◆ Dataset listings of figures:
· · · ·
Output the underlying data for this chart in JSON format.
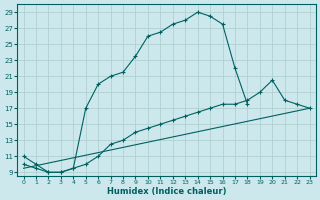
{
  "xlabel": "Humidex (Indice chaleur)",
  "bg_color": "#cce8ec",
  "grid_color": "#aacccc",
  "line_color": "#006060",
  "xlim": [
    -0.5,
    23.5
  ],
  "ylim": [
    8.5,
    30
  ],
  "yticks": [
    9,
    11,
    13,
    15,
    17,
    19,
    21,
    23,
    25,
    27,
    29
  ],
  "xticks": [
    0,
    1,
    2,
    3,
    4,
    5,
    6,
    7,
    8,
    9,
    10,
    11,
    12,
    13,
    14,
    15,
    16,
    17,
    18,
    19,
    20,
    21,
    22,
    23
  ],
  "line1_x": [
    0,
    1,
    2,
    3,
    4,
    5,
    6,
    7,
    8,
    9,
    10,
    11,
    12,
    13,
    14,
    15,
    16,
    17,
    18
  ],
  "line1_y": [
    11,
    10,
    9,
    9,
    9.5,
    17,
    20,
    21,
    21.5,
    23.5,
    26,
    26.5,
    27.5,
    28,
    29,
    28.5,
    27.5,
    22,
    17.5
  ],
  "line2_x": [
    0,
    1,
    2,
    3,
    4,
    5,
    6,
    7,
    8,
    9,
    10,
    11,
    12,
    13,
    14,
    15,
    16,
    17,
    18,
    19,
    20,
    21,
    22,
    23
  ],
  "line2_y": [
    10,
    9.5,
    9,
    9,
    9.5,
    10,
    11,
    12.5,
    13,
    14,
    14.5,
    15,
    15.5,
    16,
    16.5,
    17,
    17.5,
    17.5,
    18,
    19,
    20.5,
    18,
    17.5,
    17
  ],
  "line3_x": [
    0,
    23
  ],
  "line3_y": [
    9.5,
    17
  ]
}
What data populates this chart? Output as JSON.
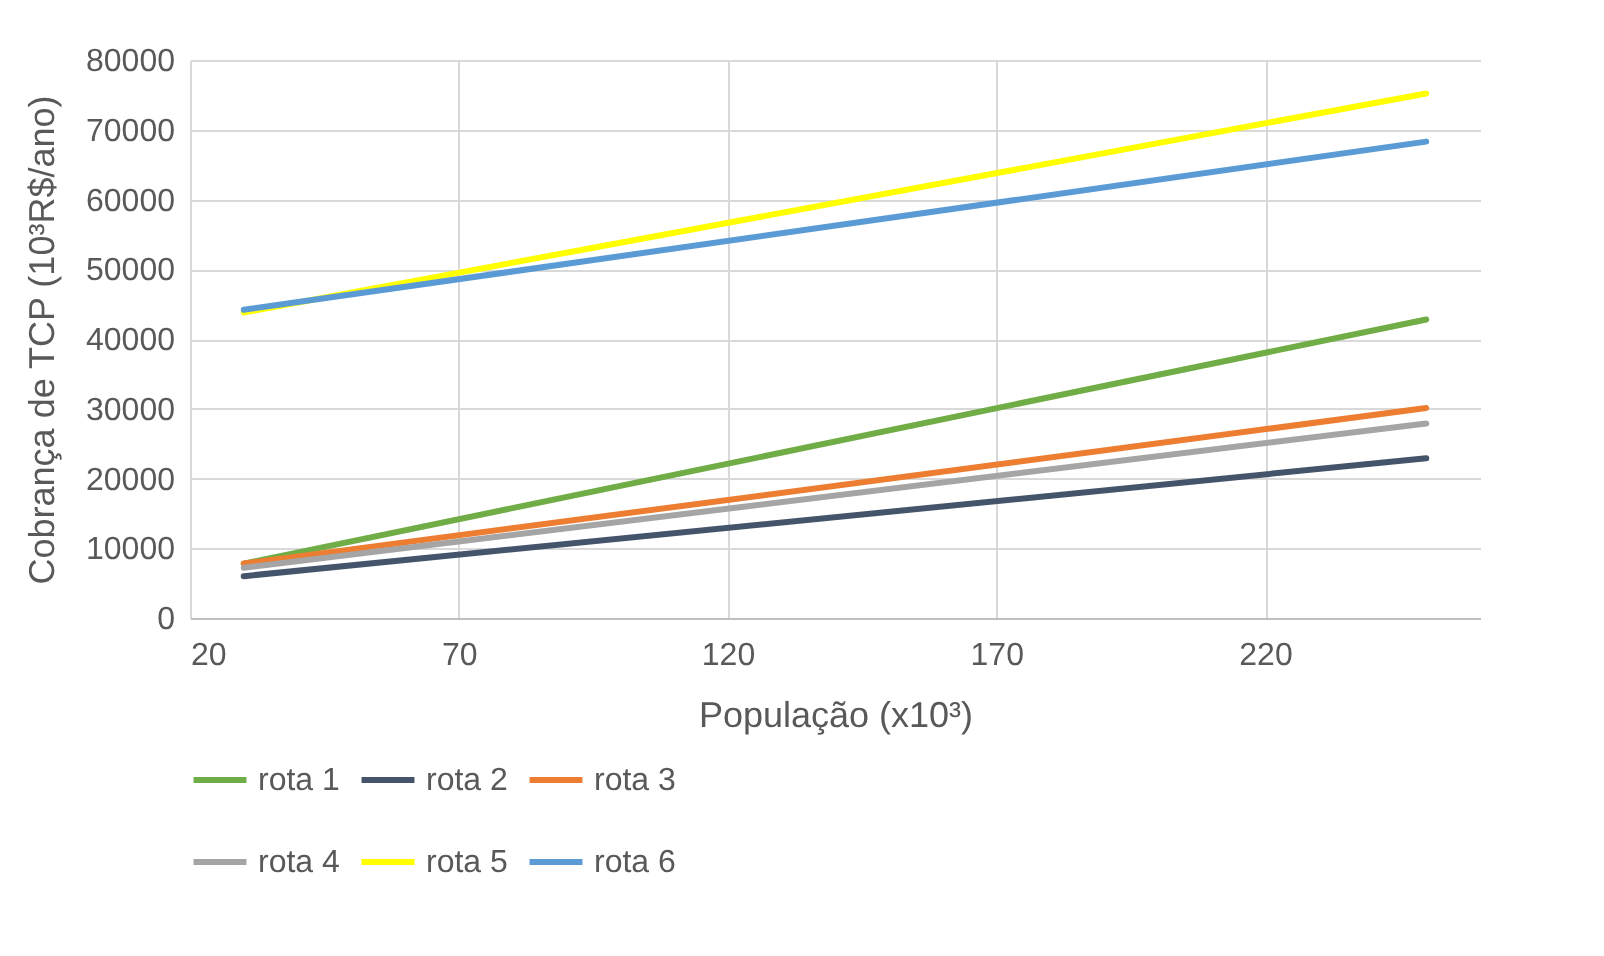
{
  "chart_data": {
    "type": "line",
    "xlabel": "População (x10³)",
    "ylabel": "Cobrança de TCP  (10³R$/ano)",
    "x": [
      30,
      250
    ],
    "xlim": [
      20,
      260
    ],
    "xticks": [
      20,
      70,
      120,
      170,
      220
    ],
    "ylim": [
      0,
      80000
    ],
    "yticks": [
      0,
      10000,
      20000,
      30000,
      40000,
      50000,
      60000,
      70000,
      80000
    ],
    "grid": true,
    "legend": "bottom",
    "marker": "none",
    "series": [
      {
        "name": "rota 1",
        "color": "#70ad47",
        "values": [
          7800,
          42800
        ]
      },
      {
        "name": "rota 2",
        "color": "#44546a",
        "values": [
          6000,
          22900
        ]
      },
      {
        "name": "rota 3",
        "color": "#ed7d31",
        "values": [
          7800,
          30100
        ]
      },
      {
        "name": "rota 4",
        "color": "#a5a5a5",
        "values": [
          7200,
          27900
        ]
      },
      {
        "name": "rota 5",
        "color": "#ffff00",
        "values": [
          43800,
          75200
        ]
      },
      {
        "name": "rota 6",
        "color": "#5b9bd5",
        "values": [
          44200,
          68300
        ]
      }
    ]
  }
}
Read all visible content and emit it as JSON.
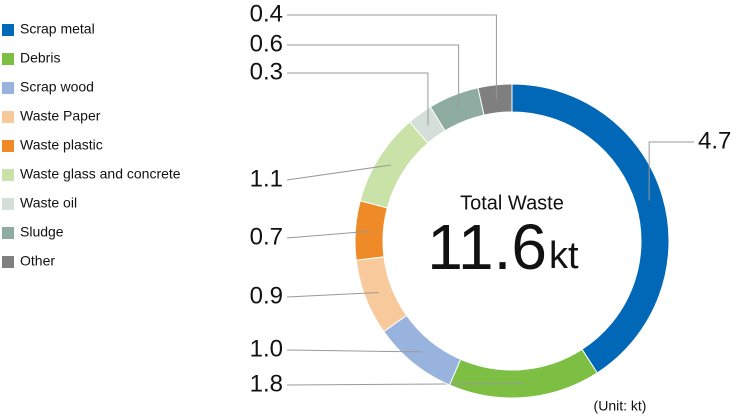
{
  "chart_data": {
    "type": "donut",
    "categories": [
      "Scrap metal",
      "Debris",
      "Scrap wood",
      "Waste Paper",
      "Waste plastic",
      "Waste glass and concrete",
      "Waste oil",
      "Sludge",
      "Other"
    ],
    "values": [
      4.7,
      1.8,
      1.0,
      0.9,
      0.7,
      1.1,
      0.3,
      0.6,
      0.4
    ],
    "value_labels": [
      "4.7",
      "1.8",
      "1.0",
      "0.9",
      "0.7",
      "1.1",
      "0.3",
      "0.6",
      "0.4"
    ],
    "colors": [
      "#0068b7",
      "#7cbf42",
      "#98b4de",
      "#f8c99b",
      "#ee8a27",
      "#c9e2a7",
      "#d5dfd9",
      "#8eaca2",
      "#7f7f7f"
    ],
    "center_label": "Total Waste",
    "total": 11.6,
    "total_unit": "kt",
    "unit_note": "(Unit: kt)"
  }
}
· · · ·
◆ AIM OF THE TASK: Repeat each entry exactly as it appears; skip any picture.

◆ EXERCISE ANSWER:
Output the underlying data for this chart in JSON format.
{
  "xlabel": "Humidex (Indice chaleur)",
  "bg_color": "#cce8ec",
  "grid_color": "#aacccc",
  "line_color": "#006060",
  "xlim": [
    -0.5,
    23.5
  ],
  "ylim": [
    8.5,
    30
  ],
  "yticks": [
    9,
    11,
    13,
    15,
    17,
    19,
    21,
    23,
    25,
    27,
    29
  ],
  "xticks": [
    0,
    1,
    2,
    3,
    4,
    5,
    6,
    7,
    8,
    9,
    10,
    11,
    12,
    13,
    14,
    15,
    16,
    17,
    18,
    19,
    20,
    21,
    22,
    23
  ],
  "line1_x": [
    0,
    1,
    2,
    3,
    4,
    5,
    6,
    7,
    8,
    9,
    10,
    11,
    12,
    13,
    14,
    15,
    16,
    17,
    18
  ],
  "line1_y": [
    11,
    10,
    9,
    9,
    9.5,
    17,
    20,
    21,
    21.5,
    23.5,
    26,
    26.5,
    27.5,
    28,
    29,
    28.5,
    27.5,
    22,
    17.5
  ],
  "line2_x": [
    0,
    1,
    2,
    3,
    4,
    5,
    6,
    7,
    8,
    9,
    10,
    11,
    12,
    13,
    14,
    15,
    16,
    17,
    18,
    19,
    20,
    21,
    22,
    23
  ],
  "line2_y": [
    10,
    9.5,
    9,
    9,
    9.5,
    10,
    11,
    12.5,
    13,
    14,
    14.5,
    15,
    15.5,
    16,
    16.5,
    17,
    17.5,
    17.5,
    18,
    19,
    20.5,
    18,
    17.5,
    17
  ],
  "line3_x": [
    0,
    23
  ],
  "line3_y": [
    9.5,
    17
  ]
}
What data populates this chart? Output as JSON.
{
  "chart_data": {
    "type": "line",
    "xlabel": "População (x10³)",
    "ylabel": "Cobrança de TCP  (10³R$/ano)",
    "x": [
      30,
      250
    ],
    "xlim": [
      20,
      260
    ],
    "xticks": [
      20,
      70,
      120,
      170,
      220
    ],
    "ylim": [
      0,
      80000
    ],
    "yticks": [
      0,
      10000,
      20000,
      30000,
      40000,
      50000,
      60000,
      70000,
      80000
    ],
    "grid": true,
    "legend": "bottom",
    "marker": "none",
    "series": [
      {
        "name": "rota 1",
        "color": "#70ad47",
        "values": [
          7800,
          42800
        ]
      },
      {
        "name": "rota 2",
        "color": "#44546a",
        "values": [
          6000,
          22900
        ]
      },
      {
        "name": "rota 3",
        "color": "#ed7d31",
        "values": [
          7800,
          30100
        ]
      },
      {
        "name": "rota 4",
        "color": "#a5a5a5",
        "values": [
          7200,
          27900
        ]
      },
      {
        "name": "rota 5",
        "color": "#ffff00",
        "values": [
          43800,
          75200
        ]
      },
      {
        "name": "rota 6",
        "color": "#5b9bd5",
        "values": [
          44200,
          68300
        ]
      }
    ]
  }
}
Read all visible content and emit it as JSON.
{
  "chart_data": {
    "type": "donut",
    "categories": [
      "Scrap metal",
      "Debris",
      "Scrap wood",
      "Waste Paper",
      "Waste plastic",
      "Waste glass and concrete",
      "Waste oil",
      "Sludge",
      "Other"
    ],
    "values": [
      4.7,
      1.8,
      1.0,
      0.9,
      0.7,
      1.1,
      0.3,
      0.6,
      0.4
    ],
    "value_labels": [
      "4.7",
      "1.8",
      "1.0",
      "0.9",
      "0.7",
      "1.1",
      "0.3",
      "0.6",
      "0.4"
    ],
    "colors": [
      "#0068b7",
      "#7cbf42",
      "#98b4de",
      "#f8c99b",
      "#ee8a27",
      "#c9e2a7",
      "#d5dfd9",
      "#8eaca2",
      "#7f7f7f"
    ],
    "center_label": "Total Waste",
    "total": 11.6,
    "total_unit": "kt",
    "unit_note": "(Unit: kt)"
  }
}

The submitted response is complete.